§ Required work:
At the line containing "Transcribe this image's", begin an exact copy, and continue through the last line of the entries below. Leave out any pictures.

★ ★ ★

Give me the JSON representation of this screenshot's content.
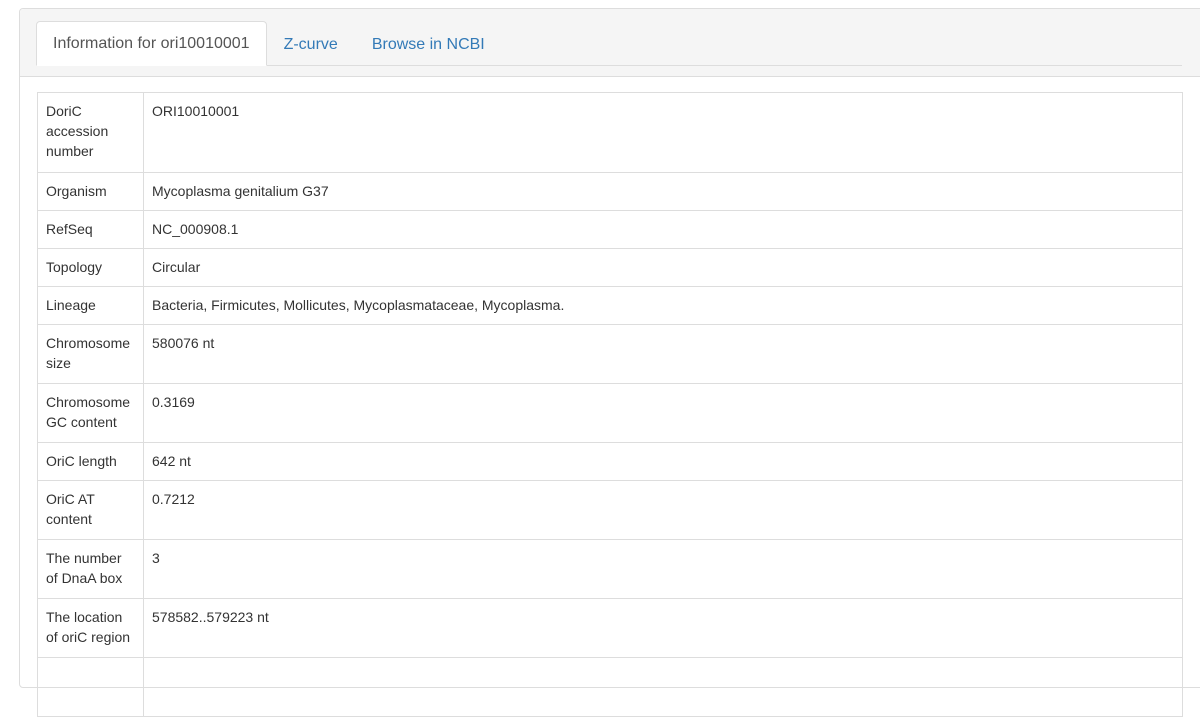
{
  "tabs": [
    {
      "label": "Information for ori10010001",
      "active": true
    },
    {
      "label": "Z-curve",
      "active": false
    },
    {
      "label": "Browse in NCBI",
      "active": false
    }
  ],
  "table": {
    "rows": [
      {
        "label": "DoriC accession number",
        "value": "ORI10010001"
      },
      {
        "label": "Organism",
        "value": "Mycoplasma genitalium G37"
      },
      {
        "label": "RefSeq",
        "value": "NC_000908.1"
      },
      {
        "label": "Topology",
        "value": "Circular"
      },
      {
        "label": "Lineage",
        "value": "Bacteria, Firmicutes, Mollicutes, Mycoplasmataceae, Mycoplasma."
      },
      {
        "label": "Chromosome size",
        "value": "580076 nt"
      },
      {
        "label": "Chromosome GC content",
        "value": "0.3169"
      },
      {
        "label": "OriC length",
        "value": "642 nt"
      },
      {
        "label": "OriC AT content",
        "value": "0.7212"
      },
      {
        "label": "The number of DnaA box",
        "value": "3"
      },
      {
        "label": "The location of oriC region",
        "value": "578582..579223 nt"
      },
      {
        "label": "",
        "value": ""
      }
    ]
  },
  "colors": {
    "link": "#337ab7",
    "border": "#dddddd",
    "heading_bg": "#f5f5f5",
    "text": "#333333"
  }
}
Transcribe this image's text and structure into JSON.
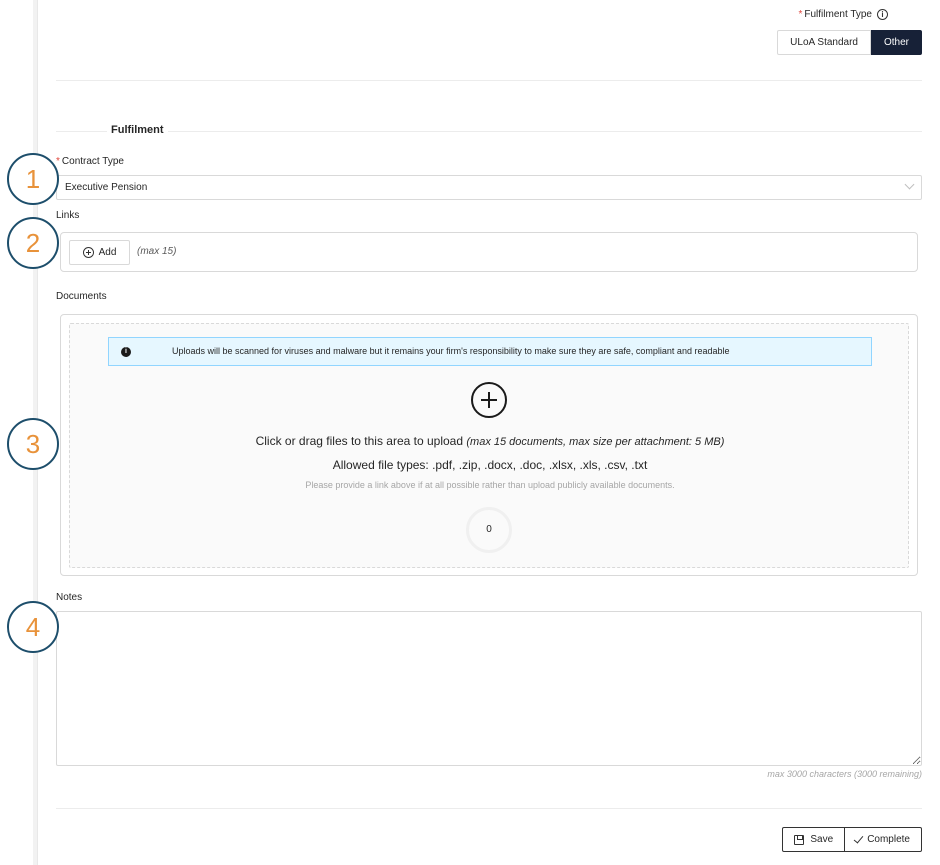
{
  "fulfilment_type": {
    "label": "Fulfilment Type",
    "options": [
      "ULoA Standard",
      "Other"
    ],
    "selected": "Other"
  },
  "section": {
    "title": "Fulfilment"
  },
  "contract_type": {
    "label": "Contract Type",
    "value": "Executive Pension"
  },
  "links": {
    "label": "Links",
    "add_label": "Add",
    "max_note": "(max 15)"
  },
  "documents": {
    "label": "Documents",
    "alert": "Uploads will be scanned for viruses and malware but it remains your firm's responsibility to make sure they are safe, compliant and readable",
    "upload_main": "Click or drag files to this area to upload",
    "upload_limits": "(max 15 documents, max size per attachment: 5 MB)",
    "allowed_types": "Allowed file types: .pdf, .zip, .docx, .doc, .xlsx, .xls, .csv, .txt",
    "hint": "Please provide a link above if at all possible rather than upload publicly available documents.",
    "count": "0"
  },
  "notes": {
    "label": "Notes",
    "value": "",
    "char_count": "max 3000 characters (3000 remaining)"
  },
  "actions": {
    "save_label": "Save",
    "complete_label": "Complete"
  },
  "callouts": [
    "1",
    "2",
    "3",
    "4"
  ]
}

★ ★ ★

§ Result:
Transcribe this image's text and structure into JSON.
{
  "fulfilment_type": {
    "label": "Fulfilment Type",
    "options": [
      "ULoA Standard",
      "Other"
    ],
    "selected": "Other"
  },
  "section": {
    "title": "Fulfilment"
  },
  "contract_type": {
    "label": "Contract Type",
    "value": "Executive Pension"
  },
  "links": {
    "label": "Links",
    "add_label": "Add",
    "max_note": "(max 15)"
  },
  "documents": {
    "label": "Documents",
    "alert": "Uploads will be scanned for viruses and malware but it remains your firm's responsibility to make sure they are safe, compliant and readable",
    "upload_main": "Click or drag files to this area to upload",
    "upload_limits": "(max 15 documents, max size per attachment: 5 MB)",
    "allowed_types": "Allowed file types: .pdf, .zip, .docx, .doc, .xlsx, .xls, .csv, .txt",
    "hint": "Please provide a link above if at all possible rather than upload publicly available documents.",
    "count": "0"
  },
  "notes": {
    "label": "Notes",
    "value": "",
    "char_count": "max 3000 characters (3000 remaining)"
  },
  "actions": {
    "save_label": "Save",
    "complete_label": "Complete"
  },
  "callouts": [
    "1",
    "2",
    "3",
    "4"
  ]
}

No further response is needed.